-- RECORDS SUPPLIED start --

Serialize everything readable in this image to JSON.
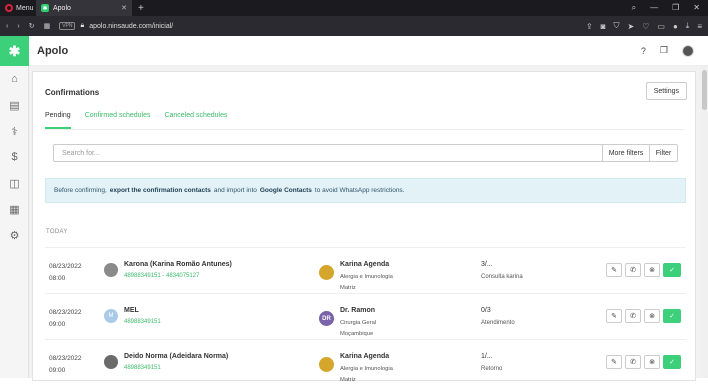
{
  "browser": {
    "menu_label": "Menu",
    "tab_title": "Apolo",
    "url": "apolo.ninsaude.com/inicial/",
    "vpn_label": "VPN"
  },
  "app": {
    "title": "Apolo",
    "logo_icon": "asterisk-logo",
    "accent_color": "#3dd07b",
    "sidebar_icons": [
      "home-icon",
      "calendar-icon",
      "stethoscope-icon",
      "dollar-icon",
      "bag-icon",
      "grid-icon",
      "gear-icon"
    ],
    "top_icons": [
      "help-icon",
      "chat-icon",
      "user-avatar"
    ]
  },
  "page": {
    "title": "Confirmations",
    "settings_label": "Settings",
    "tabs": [
      "Pending",
      "Confirmed schedules",
      "Canceled schedules"
    ],
    "search_placeholder": "Search for...",
    "more_filters_label": "More filters",
    "filter_label": "Filter",
    "info": {
      "part1": "Before confirming,",
      "bold1": "export the confirmation contacts",
      "part2": "and import into",
      "bold2": "Google Contacts",
      "part3": "to avoid WhatsApp restrictions."
    },
    "section_label": "TODAY"
  },
  "rows": [
    {
      "date": "08/23/2022",
      "time": "08:00",
      "patient": "Karona (Karina Romão Antunes)",
      "phone": "48988349151 - 4834075127",
      "patient_avatar": "",
      "doctor": "Karina Agenda",
      "specialty": "Alergia e Imunologia",
      "location": "Matriz",
      "doctor_avatar": "",
      "status": "3/...",
      "service": "Consulta karina"
    },
    {
      "date": "08/23/2022",
      "time": "09:00",
      "patient": "MEL",
      "phone": "48988349151",
      "patient_avatar": "M",
      "doctor": "Dr. Ramon",
      "specialty": "Cirurgia Geral",
      "location": "Moçambique",
      "doctor_avatar": "DR",
      "status": "0/3",
      "service": "Atendimento"
    },
    {
      "date": "08/23/2022",
      "time": "09:00",
      "patient": "Deido Norma (Adeidara Norma)",
      "phone": "48988349151",
      "patient_avatar": "",
      "doctor": "Karina Agenda",
      "specialty": "Alergia e Imunologia",
      "location": "Matriz",
      "doctor_avatar": "",
      "status": "1/...",
      "service": "Retorno"
    }
  ]
}
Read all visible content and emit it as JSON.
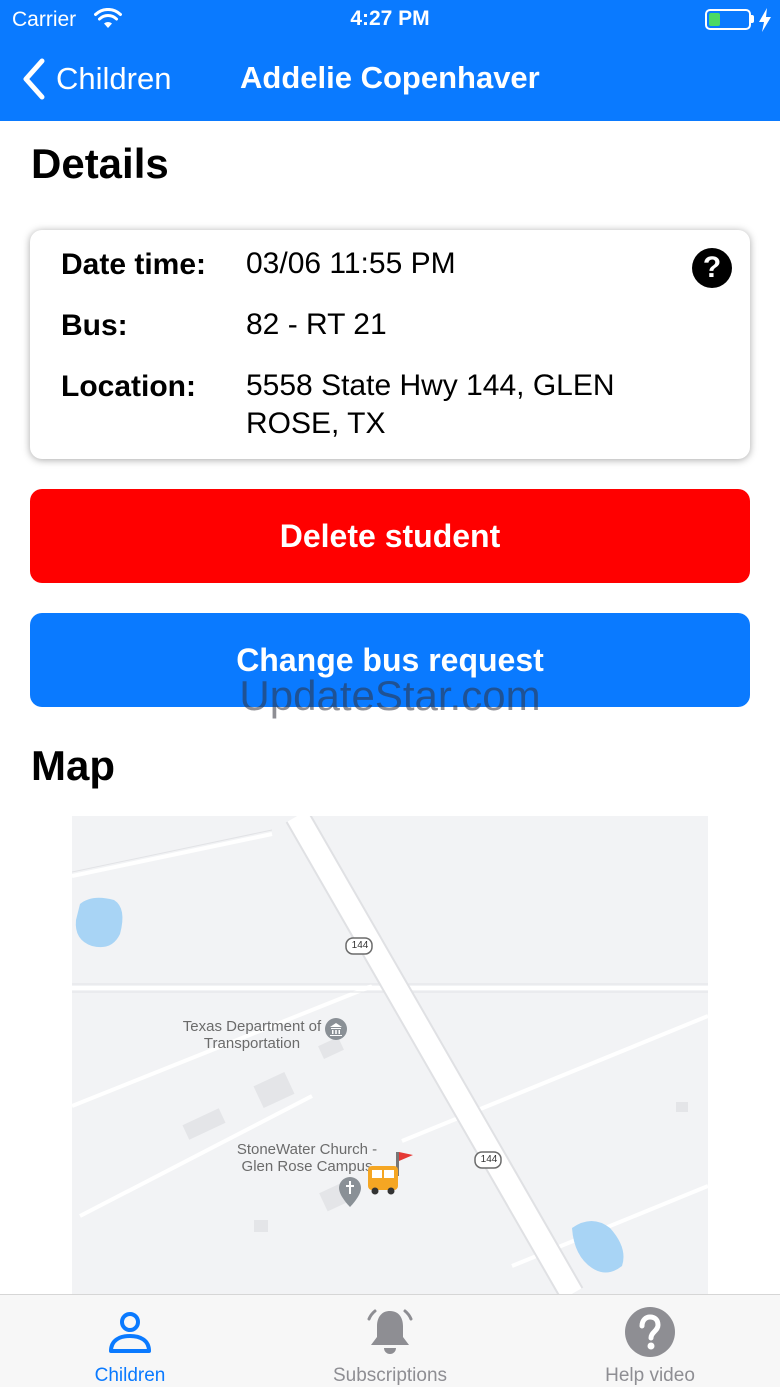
{
  "status_bar": {
    "carrier": "Carrier",
    "time": "4:27 PM",
    "battery_level": 0.3
  },
  "nav": {
    "back_label": "Children",
    "title": "Addelie Copenhaver"
  },
  "details": {
    "section_title": "Details",
    "rows": [
      {
        "label": "Date time:",
        "value": "03/06 11:55 PM"
      },
      {
        "label": "Bus:",
        "value": "82 - RT 21"
      },
      {
        "label": "Location:",
        "value": "5558 State Hwy 144, GLEN ROSE, TX"
      }
    ],
    "help_glyph": "?"
  },
  "actions": {
    "delete_label": "Delete student",
    "change_label": "Change bus request"
  },
  "watermark": "UpdateStar.com",
  "map": {
    "section_title": "Map",
    "labels": {
      "poi_1": "Texas Department of Transportation",
      "poi_2": "StoneWater Church - Glen Rose Campus",
      "road_shield_1": "144",
      "road_shield_2": "144"
    }
  },
  "tabs": [
    {
      "label": "Children",
      "icon": "person-icon",
      "active": true
    },
    {
      "label": "Subscriptions",
      "icon": "bell-icon",
      "active": false
    },
    {
      "label": "Help video",
      "icon": "question-circle-icon",
      "active": false
    }
  ],
  "colors": {
    "brand_blue": "#0a7aff",
    "delete_red": "#ff0000",
    "tab_inactive": "#8e8e93",
    "battery_green": "#4cd964"
  }
}
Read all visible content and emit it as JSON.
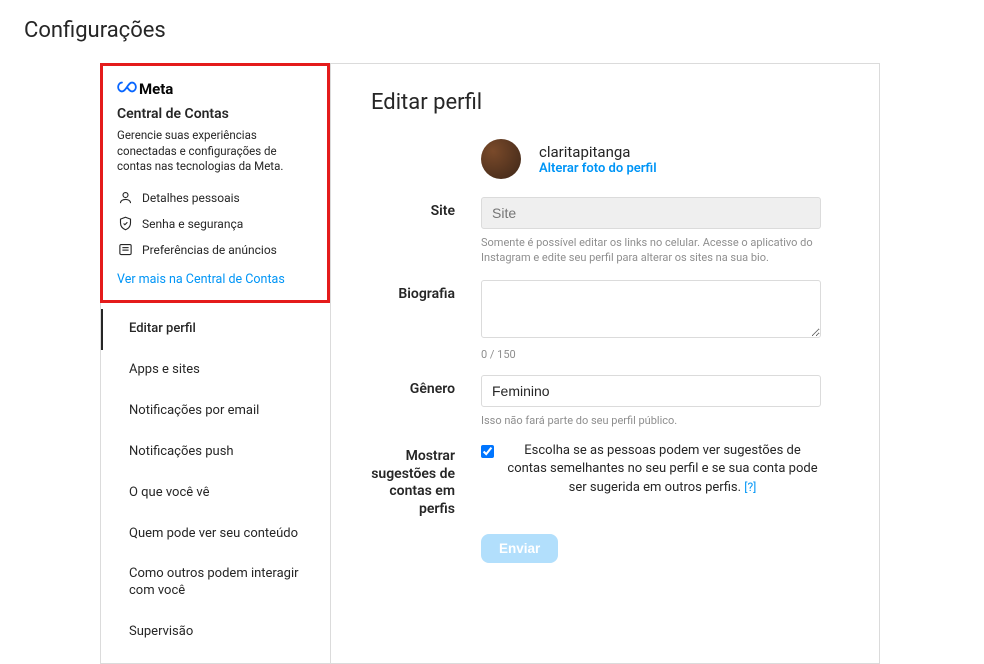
{
  "pageTitle": "Configurações",
  "sidebar": {
    "metaBrand": "Meta",
    "accountsCenterTitle": "Central de Contas",
    "accountsCenterDesc": "Gerencie suas experiências conectadas e configurações de contas nas tecnologias da Meta.",
    "items": [
      {
        "label": "Detalhes pessoais"
      },
      {
        "label": "Senha e segurança"
      },
      {
        "label": "Preferências de anúncios"
      }
    ],
    "moreLink": "Ver mais na Central de Contas",
    "nav": [
      "Editar perfil",
      "Apps e sites",
      "Notificações por email",
      "Notificações push",
      "O que você vê",
      "Quem pode ver seu conteúdo",
      "Como outros podem interagir com você",
      "Supervisão"
    ]
  },
  "content": {
    "heading": "Editar perfil",
    "username": "claritapitanga",
    "changePhoto": "Alterar foto do perfil",
    "siteLabel": "Site",
    "sitePlaceholder": "Site",
    "siteHelp": "Somente é possível editar os links no celular. Acesse o aplicativo do Instagram e edite seu perfil para alterar os sites na sua bio.",
    "bioLabel": "Biografia",
    "bioValue": "",
    "bioCounter": "0 / 150",
    "genderLabel": "Gênero",
    "genderValue": "Feminino",
    "genderHelp": "Isso não fará parte do seu perfil público.",
    "suggestLabel": "Mostrar sugestões de contas em perfis",
    "suggestText": "Escolha se as pessoas podem ver sugestões de contas semelhantes no seu perfil e se sua conta pode ser sugerida em outros perfis.",
    "qmark": "[?]",
    "submit": "Enviar"
  }
}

-- RECORDS SUPPLIED end --

## STATED EXERCISE
Repeat everything in the records precisely. Images are excluded from the copy.

## RESULT OF THIS TASK
Serialize everything readable in this image to JSON.
{
  "browser": {
    "menu_label": "Menu",
    "tab_title": "Apolo",
    "url": "apolo.ninsaude.com/inicial/",
    "vpn_label": "VPN"
  },
  "app": {
    "title": "Apolo",
    "logo_icon": "asterisk-logo",
    "accent_color": "#3dd07b",
    "sidebar_icons": [
      "home-icon",
      "calendar-icon",
      "stethoscope-icon",
      "dollar-icon",
      "bag-icon",
      "grid-icon",
      "gear-icon"
    ],
    "top_icons": [
      "help-icon",
      "chat-icon",
      "user-avatar"
    ]
  },
  "page": {
    "title": "Confirmations",
    "settings_label": "Settings",
    "tabs": [
      "Pending",
      "Confirmed schedules",
      "Canceled schedules"
    ],
    "search_placeholder": "Search for...",
    "more_filters_label": "More filters",
    "filter_label": "Filter",
    "info": {
      "part1": "Before confirming,",
      "bold1": "export the confirmation contacts",
      "part2": "and import into",
      "bold2": "Google Contacts",
      "part3": "to avoid WhatsApp restrictions."
    },
    "section_label": "TODAY"
  },
  "rows": [
    {
      "date": "08/23/2022",
      "time": "08:00",
      "patient": "Karona (Karina Romão Antunes)",
      "phone": "48988349151 - 4834075127",
      "patient_avatar": "",
      "doctor": "Karina Agenda",
      "specialty": "Alergia e Imunologia",
      "location": "Matriz",
      "doctor_avatar": "",
      "status": "3/...",
      "service": "Consulta karina"
    },
    {
      "date": "08/23/2022",
      "time": "09:00",
      "patient": "MEL",
      "phone": "48988349151",
      "patient_avatar": "M",
      "doctor": "Dr. Ramon",
      "specialty": "Cirurgia Geral",
      "location": "Moçambique",
      "doctor_avatar": "DR",
      "status": "0/3",
      "service": "Atendimento"
    },
    {
      "date": "08/23/2022",
      "time": "09:00",
      "patient": "Deido Norma (Adeidara Norma)",
      "phone": "48988349151",
      "patient_avatar": "",
      "doctor": "Karina Agenda",
      "specialty": "Alergia e Imunologia",
      "location": "Matriz",
      "doctor_avatar": "",
      "status": "1/...",
      "service": "Retorno"
    }
  ]
}
Read all visible content and emit it as JSON.
{
  "status_bar": {
    "carrier": "Carrier",
    "time": "4:27 PM",
    "battery_level": 0.3
  },
  "nav": {
    "back_label": "Children",
    "title": "Addelie Copenhaver"
  },
  "details": {
    "section_title": "Details",
    "rows": [
      {
        "label": "Date time:",
        "value": "03/06 11:55 PM"
      },
      {
        "label": "Bus:",
        "value": "82 - RT 21"
      },
      {
        "label": "Location:",
        "value": "5558 State Hwy 144, GLEN ROSE, TX"
      }
    ],
    "help_glyph": "?"
  },
  "actions": {
    "delete_label": "Delete student",
    "change_label": "Change bus request"
  },
  "watermark": "UpdateStar.com",
  "map": {
    "section_title": "Map",
    "labels": {
      "poi_1": "Texas Department of Transportation",
      "poi_2": "StoneWater Church - Glen Rose Campus",
      "road_shield_1": "144",
      "road_shield_2": "144"
    }
  },
  "tabs": [
    {
      "label": "Children",
      "icon": "person-icon",
      "active": true
    },
    {
      "label": "Subscriptions",
      "icon": "bell-icon",
      "active": false
    },
    {
      "label": "Help video",
      "icon": "question-circle-icon",
      "active": false
    }
  ],
  "colors": {
    "brand_blue": "#0a7aff",
    "delete_red": "#ff0000",
    "tab_inactive": "#8e8e93",
    "battery_green": "#4cd964"
  }
}
Read all visible content and emit it as JSON.
{
  "pageTitle": "Configurações",
  "sidebar": {
    "metaBrand": "Meta",
    "accountsCenterTitle": "Central de Contas",
    "accountsCenterDesc": "Gerencie suas experiências conectadas e configurações de contas nas tecnologias da Meta.",
    "items": [
      {
        "label": "Detalhes pessoais"
      },
      {
        "label": "Senha e segurança"
      },
      {
        "label": "Preferências de anúncios"
      }
    ],
    "moreLink": "Ver mais na Central de Contas",
    "nav": [
      "Editar perfil",
      "Apps e sites",
      "Notificações por email",
      "Notificações push",
      "O que você vê",
      "Quem pode ver seu conteúdo",
      "Como outros podem interagir com você",
      "Supervisão"
    ]
  },
  "content": {
    "heading": "Editar perfil",
    "username": "claritapitanga",
    "changePhoto": "Alterar foto do perfil",
    "siteLabel": "Site",
    "sitePlaceholder": "Site",
    "siteHelp": "Somente é possível editar os links no celular. Acesse o aplicativo do Instagram e edite seu perfil para alterar os sites na sua bio.",
    "bioLabel": "Biografia",
    "bioValue": "",
    "bioCounter": "0 / 150",
    "genderLabel": "Gênero",
    "genderValue": "Feminino",
    "genderHelp": "Isso não fará parte do seu perfil público.",
    "suggestLabel": "Mostrar sugestões de contas em perfis",
    "suggestText": "Escolha se as pessoas podem ver sugestões de contas semelhantes no seu perfil e se sua conta pode ser sugerida em outros perfis.",
    "qmark": "[?]",
    "submit": "Enviar"
  }
}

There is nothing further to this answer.